**Brief:**
Show only lines that include "data".

**Listed records:**
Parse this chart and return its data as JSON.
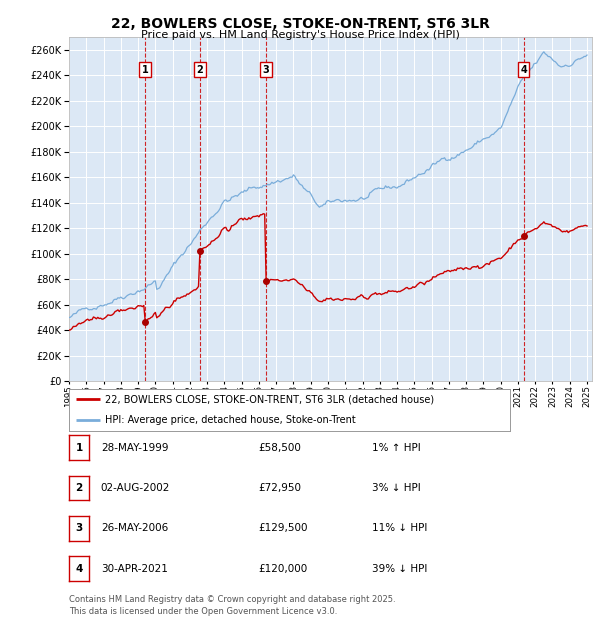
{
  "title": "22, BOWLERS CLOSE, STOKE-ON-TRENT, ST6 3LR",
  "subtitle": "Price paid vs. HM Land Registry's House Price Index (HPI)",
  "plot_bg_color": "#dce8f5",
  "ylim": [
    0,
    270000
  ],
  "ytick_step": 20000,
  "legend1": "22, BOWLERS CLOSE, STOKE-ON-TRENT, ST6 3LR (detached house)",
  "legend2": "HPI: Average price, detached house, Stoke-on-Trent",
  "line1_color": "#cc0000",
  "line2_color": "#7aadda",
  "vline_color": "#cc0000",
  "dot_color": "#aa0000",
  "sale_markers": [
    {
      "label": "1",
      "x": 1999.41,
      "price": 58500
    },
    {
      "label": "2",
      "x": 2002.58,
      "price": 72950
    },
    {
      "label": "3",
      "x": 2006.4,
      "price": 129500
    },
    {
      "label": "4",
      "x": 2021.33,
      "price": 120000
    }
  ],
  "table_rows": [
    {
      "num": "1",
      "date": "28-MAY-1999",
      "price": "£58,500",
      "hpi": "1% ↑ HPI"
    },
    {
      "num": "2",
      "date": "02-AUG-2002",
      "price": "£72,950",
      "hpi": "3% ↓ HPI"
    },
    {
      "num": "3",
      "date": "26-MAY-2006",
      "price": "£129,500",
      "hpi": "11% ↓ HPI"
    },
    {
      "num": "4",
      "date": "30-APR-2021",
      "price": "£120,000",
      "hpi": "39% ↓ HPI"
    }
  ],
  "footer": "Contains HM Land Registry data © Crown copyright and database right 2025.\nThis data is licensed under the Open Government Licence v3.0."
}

**Solution for this problem:**
Parse this chart and return its data as JSON.
  "footer": "Contains HM Land Registry data © Crown copyright and database right 2025.\nThis data is licensed under the Open Government Licence v3.0."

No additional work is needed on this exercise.